→ Written problem
Every line that holds "qismlari" should be shown.

Dataset entries
──────────────────────────────

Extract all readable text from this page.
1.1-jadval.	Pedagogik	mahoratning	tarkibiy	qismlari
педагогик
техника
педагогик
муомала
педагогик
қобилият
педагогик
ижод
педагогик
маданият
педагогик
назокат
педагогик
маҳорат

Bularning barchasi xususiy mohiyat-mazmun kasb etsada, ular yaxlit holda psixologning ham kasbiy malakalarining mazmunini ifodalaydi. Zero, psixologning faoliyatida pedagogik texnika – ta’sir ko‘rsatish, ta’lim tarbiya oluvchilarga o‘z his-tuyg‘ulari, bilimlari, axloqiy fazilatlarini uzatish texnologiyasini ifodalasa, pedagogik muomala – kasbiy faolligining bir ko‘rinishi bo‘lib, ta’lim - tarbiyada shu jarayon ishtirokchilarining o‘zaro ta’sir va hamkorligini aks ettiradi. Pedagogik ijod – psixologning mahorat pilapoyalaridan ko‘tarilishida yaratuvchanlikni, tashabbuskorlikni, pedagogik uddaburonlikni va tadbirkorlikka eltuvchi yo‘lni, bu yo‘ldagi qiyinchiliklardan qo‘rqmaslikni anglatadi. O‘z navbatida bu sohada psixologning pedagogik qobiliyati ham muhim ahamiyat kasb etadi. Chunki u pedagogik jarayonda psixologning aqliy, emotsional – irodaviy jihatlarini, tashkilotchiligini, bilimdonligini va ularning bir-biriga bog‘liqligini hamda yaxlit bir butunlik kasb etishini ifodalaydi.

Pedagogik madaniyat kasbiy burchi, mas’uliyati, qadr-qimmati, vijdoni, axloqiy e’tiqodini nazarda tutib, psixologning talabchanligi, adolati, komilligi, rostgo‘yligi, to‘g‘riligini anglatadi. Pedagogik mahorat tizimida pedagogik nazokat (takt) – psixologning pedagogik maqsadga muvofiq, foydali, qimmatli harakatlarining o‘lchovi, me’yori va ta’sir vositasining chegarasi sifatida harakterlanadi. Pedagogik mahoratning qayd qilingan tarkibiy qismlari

──────────────────────────────

→ Exercise solution
1.1-jadval.	Pedagogik	mahoratning	tarkibiy	qismlari
Pedagogik madaniyat kasbiy burchi, mas’uliyati, qadr-qimmati, vijdoni, axloqiy e’tiqodini nazarda tutib, psixologning talabchanligi, adolati, komilligi, rostgo‘yligi, to‘g‘riligini anglatadi. Pedagogik mahorat tizimida pedagogik nazokat (takt) – psixologning pedagogik maqsadga muvofiq, foydali, qimmatli harakatlarining o‘lchovi, me’yori va ta’sir vositasining chegarasi sifatida harakterlanadi. Pedagogik mahoratning qayd qilingan tarkibiy qismlari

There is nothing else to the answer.